Job:
Each record below should be repeated precisely as written.

Provided data:
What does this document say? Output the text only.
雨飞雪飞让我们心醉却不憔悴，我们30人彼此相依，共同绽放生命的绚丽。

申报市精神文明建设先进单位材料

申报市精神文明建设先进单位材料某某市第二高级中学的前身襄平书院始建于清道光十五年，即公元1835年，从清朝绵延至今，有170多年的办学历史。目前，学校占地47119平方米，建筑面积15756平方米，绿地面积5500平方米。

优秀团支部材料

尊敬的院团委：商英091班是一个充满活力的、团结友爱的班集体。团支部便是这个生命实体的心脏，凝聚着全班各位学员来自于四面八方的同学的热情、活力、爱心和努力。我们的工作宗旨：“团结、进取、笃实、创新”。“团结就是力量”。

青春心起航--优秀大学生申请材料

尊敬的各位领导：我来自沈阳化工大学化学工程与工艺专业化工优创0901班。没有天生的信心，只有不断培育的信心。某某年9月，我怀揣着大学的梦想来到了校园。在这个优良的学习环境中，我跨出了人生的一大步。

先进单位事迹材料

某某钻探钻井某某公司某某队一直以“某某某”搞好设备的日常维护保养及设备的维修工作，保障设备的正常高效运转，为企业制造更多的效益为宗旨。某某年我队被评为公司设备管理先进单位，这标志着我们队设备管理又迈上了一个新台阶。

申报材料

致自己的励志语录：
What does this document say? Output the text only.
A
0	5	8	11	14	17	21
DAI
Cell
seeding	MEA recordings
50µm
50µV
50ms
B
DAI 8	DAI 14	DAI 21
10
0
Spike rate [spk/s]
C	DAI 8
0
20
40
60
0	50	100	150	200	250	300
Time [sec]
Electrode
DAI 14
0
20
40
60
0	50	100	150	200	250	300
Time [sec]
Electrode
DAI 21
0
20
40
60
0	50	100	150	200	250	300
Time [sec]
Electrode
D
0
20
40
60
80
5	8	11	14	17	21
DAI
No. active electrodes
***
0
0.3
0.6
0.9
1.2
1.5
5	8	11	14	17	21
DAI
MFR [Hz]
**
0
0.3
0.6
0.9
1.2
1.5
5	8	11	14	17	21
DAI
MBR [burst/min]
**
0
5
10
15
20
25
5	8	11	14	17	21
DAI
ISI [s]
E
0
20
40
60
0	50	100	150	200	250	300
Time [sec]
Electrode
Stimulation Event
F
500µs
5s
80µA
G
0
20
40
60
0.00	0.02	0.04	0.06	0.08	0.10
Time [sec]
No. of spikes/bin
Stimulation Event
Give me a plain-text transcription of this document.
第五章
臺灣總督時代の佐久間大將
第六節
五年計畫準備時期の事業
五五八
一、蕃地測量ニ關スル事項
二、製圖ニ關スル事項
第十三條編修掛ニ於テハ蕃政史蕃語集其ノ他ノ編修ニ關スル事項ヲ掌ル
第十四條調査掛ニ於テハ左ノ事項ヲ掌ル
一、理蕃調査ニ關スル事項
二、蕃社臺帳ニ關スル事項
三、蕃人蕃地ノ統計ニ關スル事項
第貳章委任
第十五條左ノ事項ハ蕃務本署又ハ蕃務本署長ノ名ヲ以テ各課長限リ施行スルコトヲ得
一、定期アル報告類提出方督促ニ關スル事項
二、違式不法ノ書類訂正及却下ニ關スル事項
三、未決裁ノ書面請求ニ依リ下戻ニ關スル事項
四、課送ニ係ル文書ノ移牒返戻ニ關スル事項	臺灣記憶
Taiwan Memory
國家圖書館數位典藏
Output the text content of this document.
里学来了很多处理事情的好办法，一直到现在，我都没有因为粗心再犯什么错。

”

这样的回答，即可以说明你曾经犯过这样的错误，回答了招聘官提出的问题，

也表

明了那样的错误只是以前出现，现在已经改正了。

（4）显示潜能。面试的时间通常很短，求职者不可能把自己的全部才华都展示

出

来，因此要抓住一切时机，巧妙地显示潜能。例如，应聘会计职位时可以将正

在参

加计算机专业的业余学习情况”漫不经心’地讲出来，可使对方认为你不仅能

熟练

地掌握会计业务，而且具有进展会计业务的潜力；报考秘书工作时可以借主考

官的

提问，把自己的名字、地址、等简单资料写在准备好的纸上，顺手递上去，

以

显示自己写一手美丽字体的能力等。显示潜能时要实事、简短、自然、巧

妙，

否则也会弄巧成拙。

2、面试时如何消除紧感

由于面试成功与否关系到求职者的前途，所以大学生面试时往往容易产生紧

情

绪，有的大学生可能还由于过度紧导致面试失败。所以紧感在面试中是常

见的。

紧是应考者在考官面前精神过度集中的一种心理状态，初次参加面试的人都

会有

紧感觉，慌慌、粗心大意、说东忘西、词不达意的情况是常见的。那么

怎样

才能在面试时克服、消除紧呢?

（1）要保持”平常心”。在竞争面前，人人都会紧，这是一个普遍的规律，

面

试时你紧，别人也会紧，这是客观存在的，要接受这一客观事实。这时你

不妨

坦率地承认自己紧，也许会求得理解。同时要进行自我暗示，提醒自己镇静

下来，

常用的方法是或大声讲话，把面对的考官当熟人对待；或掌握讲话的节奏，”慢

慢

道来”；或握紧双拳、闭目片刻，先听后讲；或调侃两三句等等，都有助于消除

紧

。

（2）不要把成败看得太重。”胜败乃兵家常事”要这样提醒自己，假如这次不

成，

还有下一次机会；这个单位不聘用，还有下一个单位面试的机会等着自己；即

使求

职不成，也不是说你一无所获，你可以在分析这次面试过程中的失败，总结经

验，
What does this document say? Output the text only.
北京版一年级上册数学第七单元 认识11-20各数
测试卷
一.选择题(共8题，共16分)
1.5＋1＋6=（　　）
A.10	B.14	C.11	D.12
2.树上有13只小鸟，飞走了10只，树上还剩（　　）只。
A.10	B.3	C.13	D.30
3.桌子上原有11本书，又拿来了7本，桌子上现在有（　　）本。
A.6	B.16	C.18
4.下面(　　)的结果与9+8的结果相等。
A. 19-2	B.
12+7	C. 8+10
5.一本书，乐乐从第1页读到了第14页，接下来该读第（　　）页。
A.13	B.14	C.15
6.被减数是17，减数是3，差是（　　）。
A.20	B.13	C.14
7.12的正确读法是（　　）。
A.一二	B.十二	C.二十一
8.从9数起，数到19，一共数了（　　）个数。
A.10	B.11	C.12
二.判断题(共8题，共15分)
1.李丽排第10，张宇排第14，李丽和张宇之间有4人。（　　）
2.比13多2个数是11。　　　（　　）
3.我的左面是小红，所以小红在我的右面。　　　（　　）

Exercise output:
What does this document say? Output the text only.
雨飞雪飞让我们心醉却不憔悴，我们30人彼此相依，共同绽放生命的绚丽。

申报市精神文明建设先进单位材料

申报市精神文明建设先进单位材料某某市第二高级中学的前身襄平书院始建于清道光十五年，即公元1835年，从清朝绵延至今，有170多年的办学历史。目前，学校占地47119平方米，建筑面积15756平方米，绿地面积5500平方米。

优秀团支部材料

尊敬的院团委：商英091班是一个充满活力的、团结友爱的班集体。团支部便是这个生命实体的心脏，凝聚着全班各位学员来自于四面八方的同学的热情、活力、爱心和努力。我们的工作宗旨：“团结、进取、笃实、创新”。“团结就是力量”。

青春心起航--优秀大学生申请材料

尊敬的各位领导：我来自沈阳化工大学化学工程与工艺专业化工优创0901班。没有天生的信心，只有不断培育的信心。某某年9月，我怀揣着大学的梦想来到了校园。在这个优良的学习环境中，我跨出了人生的一大步。

先进单位事迹材料

某某钻探钻井某某公司某某队一直以“某某某”搞好设备的日常维护保养及设备的维修工作，保障设备的正常高效运转，为企业制造更多的效益为宗旨。某某年我队被评为公司设备管理先进单位，这标志着我们队设备管理又迈上了一个新台阶。

申报材料

致自己的励志语录：
What does this document say? Output the text only.
A
0	5	8	11	14	17	21
DAI
Cell
seeding	MEA recordings
50µm
50µV
50ms
B
DAI 8	DAI 14	DAI 21
10
0
Spike rate [spk/s]
C	DAI 8
0
20
40
60
0	50	100	150	200	250	300
Time [sec]
Electrode
DAI 14
0
20
40
60
0	50	100	150	200	250	300
Time [sec]
Electrode
DAI 21
0
20
40
60
0	50	100	150	200	250	300
Time [sec]
Electrode
D
0
20
40
60
80
5	8	11	14	17	21
DAI
No. active electrodes
***
0
0.3
0.6
0.9
1.2
1.5
5	8	11	14	17	21
DAI
MFR [Hz]
**
0
0.3
0.6
0.9
1.2
1.5
5	8	11	14	17	21
DAI
MBR [burst/min]
**
0
5
10
15
20
25
5	8	11	14	17	21
DAI
ISI [s]
E
0
20
40
60
0	50	100	150	200	250	300
Time [sec]
Electrode
Stimulation Event
F
500µs
5s
80µA
G
0
20
40
60
0.00	0.02	0.04	0.06	0.08	0.10
Time [sec]
No. of spikes/bin
Stimulation Event
Give me a plain-text transcription of this document.
第五章
臺灣總督時代の佐久間大將
第六節
五年計畫準備時期の事業
五五八
一、蕃地測量ニ關スル事項
二、製圖ニ關スル事項
第十三條編修掛ニ於テハ蕃政史蕃語集其ノ他ノ編修ニ關スル事項ヲ掌ル
第十四條調査掛ニ於テハ左ノ事項ヲ掌ル
一、理蕃調査ニ關スル事項
二、蕃社臺帳ニ關スル事項
三、蕃人蕃地ノ統計ニ關スル事項
第貳章委任
第十五條左ノ事項ハ蕃務本署又ハ蕃務本署長ノ名ヲ以テ各課長限リ施行スルコトヲ得
一、定期アル報告類提出方督促ニ關スル事項
二、違式不法ノ書類訂正及却下ニ關スル事項
三、未決裁ノ書面請求ニ依リ下戻ニ關スル事項
四、課送ニ係ル文書ノ移牒返戻ニ關スル事項	臺灣記憶
Taiwan Memory
國家圖書館數位典藏
Output the text content of this document.
里学来了很多处理事情的好办法，一直到现在，我都没有因为粗心再犯什么错。

”

这样的回答，即可以说明你曾经犯过这样的错误，回答了招聘官提出的问题，

也表

明了那样的错误只是以前出现，现在已经改正了。

（4）显示潜能。面试的时间通常很短，求职者不可能把自己的全部才华都展示

出

来，因此要抓住一切时机，巧妙地显示潜能。例如，应聘会计职位时可以将正

在参

加计算机专业的业余学习情况”漫不经心’地讲出来，可使对方认为你不仅能

熟练

地掌握会计业务，而且具有进展会计业务的潜力；报考秘书工作时可以借主考

官的

提问，把自己的名字、地址、等简单资料写在准备好的纸上，顺手递上去，

以

显示自己写一手美丽字体的能力等。显示潜能时要实事、简短、自然、巧

妙，

否则也会弄巧成拙。

2、面试时如何消除紧感

由于面试成功与否关系到求职者的前途，所以大学生面试时往往容易产生紧

情

绪，有的大学生可能还由于过度紧导致面试失败。所以紧感在面试中是常

见的。

紧是应考者在考官面前精神过度集中的一种心理状态，初次参加面试的人都

会有

紧感觉，慌慌、粗心大意、说东忘西、词不达意的情况是常见的。那么

怎样

才能在面试时克服、消除紧呢?

（1）要保持”平常心”。在竞争面前，人人都会紧，这是一个普遍的规律，

面

试时你紧，别人也会紧，这是客观存在的，要接受这一客观事实。这时你

不妨

坦率地承认自己紧，也许会求得理解。同时要进行自我暗示，提醒自己镇静

下来，

常用的方法是或大声讲话，把面对的考官当熟人对待；或掌握讲话的节奏，”慢

慢

道来”；或握紧双拳、闭目片刻，先听后讲；或调侃两三句等等，都有助于消除

紧

。

（2）不要把成败看得太重。”胜败乃兵家常事”要这样提醒自己，假如这次不

成，

还有下一次机会；这个单位不聘用，还有下一个单位面试的机会等着自己；即

使求

职不成，也不是说你一无所获，你可以在分析这次面试过程中的失败，总结经

验，
What does this document say? Output the text only.
北京版一年级上册数学第七单元 认识11-20各数
测试卷
一.选择题(共8题，共16分)
1.5＋1＋6=（　　）
A.10	B.14	C.11	D.12
2.树上有13只小鸟，飞走了10只，树上还剩（　　）只。
A.10	B.3	C.13	D.30
3.桌子上原有11本书，又拿来了7本，桌子上现在有（　　）本。
A.6	B.16	C.18
4.下面(　　)的结果与9+8的结果相等。
A. 19-2	B.
12+7	C. 8+10
5.一本书，乐乐从第1页读到了第14页，接下来该读第（　　）页。
A.13	B.14	C.15
6.被减数是17，减数是3，差是（　　）。
A.20	B.13	C.14
7.12的正确读法是（　　）。
A.一二	B.十二	C.二十一
8.从9数起，数到19，一共数了（　　）个数。
A.10	B.11	C.12
二.判断题(共8题，共15分)
1.李丽排第10，张宇排第14，李丽和张宇之间有4人。（　　）
2.比13多2个数是11。　　　（　　）
3.我的左面是小红，所以小红在我的右面。　　　（　　）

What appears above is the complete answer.